Bounding box annotations:
◇ ◇ ◇

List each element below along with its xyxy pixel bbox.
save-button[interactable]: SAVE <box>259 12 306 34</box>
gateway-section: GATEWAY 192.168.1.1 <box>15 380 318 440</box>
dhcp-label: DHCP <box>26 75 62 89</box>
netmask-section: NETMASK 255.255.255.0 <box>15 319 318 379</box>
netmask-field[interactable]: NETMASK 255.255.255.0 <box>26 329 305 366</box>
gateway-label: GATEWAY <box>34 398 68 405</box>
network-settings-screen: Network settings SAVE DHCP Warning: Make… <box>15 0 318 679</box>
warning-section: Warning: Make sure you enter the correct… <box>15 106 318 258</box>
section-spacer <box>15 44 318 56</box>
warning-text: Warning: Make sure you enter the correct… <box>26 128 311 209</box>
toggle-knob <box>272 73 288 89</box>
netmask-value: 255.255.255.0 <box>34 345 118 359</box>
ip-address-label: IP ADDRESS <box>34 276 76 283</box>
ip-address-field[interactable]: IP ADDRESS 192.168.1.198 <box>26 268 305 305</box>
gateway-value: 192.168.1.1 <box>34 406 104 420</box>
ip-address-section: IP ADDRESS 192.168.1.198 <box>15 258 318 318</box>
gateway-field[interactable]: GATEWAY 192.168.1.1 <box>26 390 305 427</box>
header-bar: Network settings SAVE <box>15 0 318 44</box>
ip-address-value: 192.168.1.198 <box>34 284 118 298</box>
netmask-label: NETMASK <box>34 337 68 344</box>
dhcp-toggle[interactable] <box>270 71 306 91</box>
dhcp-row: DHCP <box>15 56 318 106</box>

◇ ◇ ◇

# WHAT TO WORK ON
Copy all the rows above word for word, keeping every character and box value unchanged.

# EXERCISE RESPONSE
List each element below along with its xyxy pixel bbox.
save-button[interactable]: SAVE <box>259 12 306 34</box>
gateway-section: GATEWAY 192.168.1.1 <box>15 380 318 440</box>
dhcp-label: DHCP <box>26 75 62 89</box>
netmask-section: NETMASK 255.255.255.0 <box>15 319 318 379</box>
netmask-field[interactable]: NETMASK 255.255.255.0 <box>26 329 305 366</box>
gateway-label: GATEWAY <box>34 398 68 405</box>
network-settings-screen: Network settings SAVE DHCP Warning: Make… <box>15 0 318 679</box>
warning-section: Warning: Make sure you enter the correct… <box>15 106 318 258</box>
section-spacer <box>15 44 318 56</box>
warning-text: Warning: Make sure you enter the correct… <box>26 128 311 209</box>
toggle-knob <box>272 73 288 89</box>
netmask-value: 255.255.255.0 <box>34 345 118 359</box>
ip-address-label: IP ADDRESS <box>34 276 76 283</box>
ip-address-field[interactable]: IP ADDRESS 192.168.1.198 <box>26 268 305 305</box>
gateway-value: 192.168.1.1 <box>34 406 104 420</box>
ip-address-section: IP ADDRESS 192.168.1.198 <box>15 258 318 318</box>
gateway-field[interactable]: GATEWAY 192.168.1.1 <box>26 390 305 427</box>
header-bar: Network settings SAVE <box>15 0 318 44</box>
ip-address-value: 192.168.1.198 <box>34 284 118 298</box>
netmask-label: NETMASK <box>34 337 68 344</box>
dhcp-toggle[interactable] <box>270 71 306 91</box>
dhcp-row: DHCP <box>15 56 318 106</box>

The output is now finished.